Stored records:

(begin)

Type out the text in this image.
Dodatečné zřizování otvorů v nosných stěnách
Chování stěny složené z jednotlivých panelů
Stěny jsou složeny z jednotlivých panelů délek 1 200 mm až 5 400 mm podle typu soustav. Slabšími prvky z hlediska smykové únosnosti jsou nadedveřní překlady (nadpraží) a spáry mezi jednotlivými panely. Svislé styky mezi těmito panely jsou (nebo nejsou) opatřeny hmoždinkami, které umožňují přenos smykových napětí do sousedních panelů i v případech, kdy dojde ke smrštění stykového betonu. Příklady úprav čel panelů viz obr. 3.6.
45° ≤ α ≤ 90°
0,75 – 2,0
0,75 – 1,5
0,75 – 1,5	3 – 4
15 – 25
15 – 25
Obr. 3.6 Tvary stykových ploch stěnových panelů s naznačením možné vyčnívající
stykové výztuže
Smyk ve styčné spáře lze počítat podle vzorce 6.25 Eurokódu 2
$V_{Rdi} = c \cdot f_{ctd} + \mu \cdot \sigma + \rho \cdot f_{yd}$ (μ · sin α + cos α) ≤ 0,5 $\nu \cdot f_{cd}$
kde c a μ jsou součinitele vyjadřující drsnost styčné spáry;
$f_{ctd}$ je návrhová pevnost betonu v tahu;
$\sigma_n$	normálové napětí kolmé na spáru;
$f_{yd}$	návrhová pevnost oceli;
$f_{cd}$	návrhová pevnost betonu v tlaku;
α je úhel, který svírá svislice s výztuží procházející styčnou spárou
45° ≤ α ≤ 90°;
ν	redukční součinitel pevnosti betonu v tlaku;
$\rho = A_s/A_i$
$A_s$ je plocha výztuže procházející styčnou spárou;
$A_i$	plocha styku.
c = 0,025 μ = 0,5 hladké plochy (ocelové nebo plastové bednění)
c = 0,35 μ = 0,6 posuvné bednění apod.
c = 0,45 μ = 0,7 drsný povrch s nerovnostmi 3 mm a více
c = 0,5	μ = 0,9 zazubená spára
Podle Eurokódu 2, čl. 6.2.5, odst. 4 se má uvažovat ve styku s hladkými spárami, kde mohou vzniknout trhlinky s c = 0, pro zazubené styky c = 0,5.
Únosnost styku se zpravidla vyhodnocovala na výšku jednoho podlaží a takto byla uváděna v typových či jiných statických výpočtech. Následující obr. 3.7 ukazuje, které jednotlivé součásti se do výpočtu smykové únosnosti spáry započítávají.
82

(end)

EXERCISE GOAL: Return the listing above word for word.

COMPLETE ANSWER:
Type out the text in this image.
Dodatečné zřizování otvorů v nosných stěnách
Chování stěny složené z jednotlivých panelů
Stěny jsou složeny z jednotlivých panelů délek 1 200 mm až 5 400 mm podle typu soustav. Slabšími prvky z hlediska smykové únosnosti jsou nadedveřní překlady (nadpraží) a spáry mezi jednotlivými panely. Svislé styky mezi těmito panely jsou (nebo nejsou) opatřeny hmoždinkami, které umožňují přenos smykových napětí do sousedních panelů i v případech, kdy dojde ke smrštění stykového betonu. Příklady úprav čel panelů viz obr. 3.6.
45° ≤ α ≤ 90°
0,75 – 2,0
0,75 – 1,5
0,75 – 1,5	3 – 4
15 – 25
15 – 25
Obr. 3.6 Tvary stykových ploch stěnových panelů s naznačením možné vyčnívající
stykové výztuže
Smyk ve styčné spáře lze počítat podle vzorce 6.25 Eurokódu 2
$V_{Rdi} = c \cdot f_{ctd} + \mu \cdot \sigma + \rho \cdot f_{yd}$ (μ · sin α + cos α) ≤ 0,5 $\nu \cdot f_{cd}$
kde c a μ jsou součinitele vyjadřující drsnost styčné spáry;
$f_{ctd}$ je návrhová pevnost betonu v tahu;
$\sigma_n$	normálové napětí kolmé na spáru;
$f_{yd}$	návrhová pevnost oceli;
$f_{cd}$	návrhová pevnost betonu v tlaku;
α je úhel, který svírá svislice s výztuží procházející styčnou spárou
45° ≤ α ≤ 90°;
ν	redukční součinitel pevnosti betonu v tlaku;
$\rho = A_s/A_i$
$A_s$ je plocha výztuže procházející styčnou spárou;
$A_i$	plocha styku.
c = 0,025 μ = 0,5 hladké plochy (ocelové nebo plastové bednění)
c = 0,35 μ = 0,6 posuvné bednění apod.
c = 0,45 μ = 0,7 drsný povrch s nerovnostmi 3 mm a více
c = 0,5	μ = 0,9 zazubená spára
Podle Eurokódu 2, čl. 6.2.5, odst. 4 se má uvažovat ve styku s hladkými spárami, kde mohou vzniknout trhlinky s c = 0, pro zazubené styky c = 0,5.
Únosnost styku se zpravidla vyhodnocovala na výšku jednoho podlaží a takto byla uváděna v typových či jiných statických výpočtech. Následující obr. 3.7 ukazuje, které jednotlivé součásti se do výpočtu smykové únosnosti spáry započítávají.
82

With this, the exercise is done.